STATED EXERCISE - Extract each line of the data and write it out again exactly.

Saved entries -
-------------------------

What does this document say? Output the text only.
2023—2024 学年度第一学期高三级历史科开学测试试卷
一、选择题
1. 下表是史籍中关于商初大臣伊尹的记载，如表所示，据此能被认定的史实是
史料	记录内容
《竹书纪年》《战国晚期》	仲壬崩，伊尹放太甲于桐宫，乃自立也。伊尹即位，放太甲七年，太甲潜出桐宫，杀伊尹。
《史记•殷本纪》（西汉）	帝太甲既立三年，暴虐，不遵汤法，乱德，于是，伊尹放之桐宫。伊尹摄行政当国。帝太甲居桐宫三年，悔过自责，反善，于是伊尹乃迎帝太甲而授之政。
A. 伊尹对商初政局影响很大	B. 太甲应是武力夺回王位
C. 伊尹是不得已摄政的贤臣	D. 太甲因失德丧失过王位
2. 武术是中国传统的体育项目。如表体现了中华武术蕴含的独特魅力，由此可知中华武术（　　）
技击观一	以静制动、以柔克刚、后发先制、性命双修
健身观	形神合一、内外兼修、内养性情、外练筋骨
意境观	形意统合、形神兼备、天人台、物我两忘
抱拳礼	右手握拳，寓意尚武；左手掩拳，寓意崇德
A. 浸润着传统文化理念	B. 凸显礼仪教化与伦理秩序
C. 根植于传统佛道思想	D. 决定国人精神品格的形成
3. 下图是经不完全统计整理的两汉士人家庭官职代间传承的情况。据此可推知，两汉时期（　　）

-------------------------

SOLUTION BELOW -
What does this document say? Output the text only.
2023—2024 学年度第一学期高三级历史科开学测试试卷
一、选择题
1. 下表是史籍中关于商初大臣伊尹的记载，如表所示，据此能被认定的史实是
史料	记录内容
《竹书纪年》《战国晚期》	仲壬崩，伊尹放太甲于桐宫，乃自立也。伊尹即位，放太甲七年，太甲潜出桐宫，杀伊尹。
《史记•殷本纪》（西汉）	帝太甲既立三年，暴虐，不遵汤法，乱德，于是，伊尹放之桐宫。伊尹摄行政当国。帝太甲居桐宫三年，悔过自责，反善，于是伊尹乃迎帝太甲而授之政。
A. 伊尹对商初政局影响很大	B. 太甲应是武力夺回王位
C. 伊尹是不得已摄政的贤臣	D. 太甲因失德丧失过王位
2. 武术是中国传统的体育项目。如表体现了中华武术蕴含的独特魅力，由此可知中华武术（　　）
技击观一	以静制动、以柔克刚、后发先制、性命双修
健身观	形神合一、内外兼修、内养性情、外练筋骨
意境观	形意统合、形神兼备、天人台、物我两忘
抱拳礼	右手握拳，寓意尚武；左手掩拳，寓意崇德
A. 浸润着传统文化理念	B. 凸显礼仪教化与伦理秩序
C. 根植于传统佛道思想	D. 决定国人精神品格的形成
3. 下图是经不完全统计整理的两汉士人家庭官职代间传承的情况。据此可推知，两汉时期（　　）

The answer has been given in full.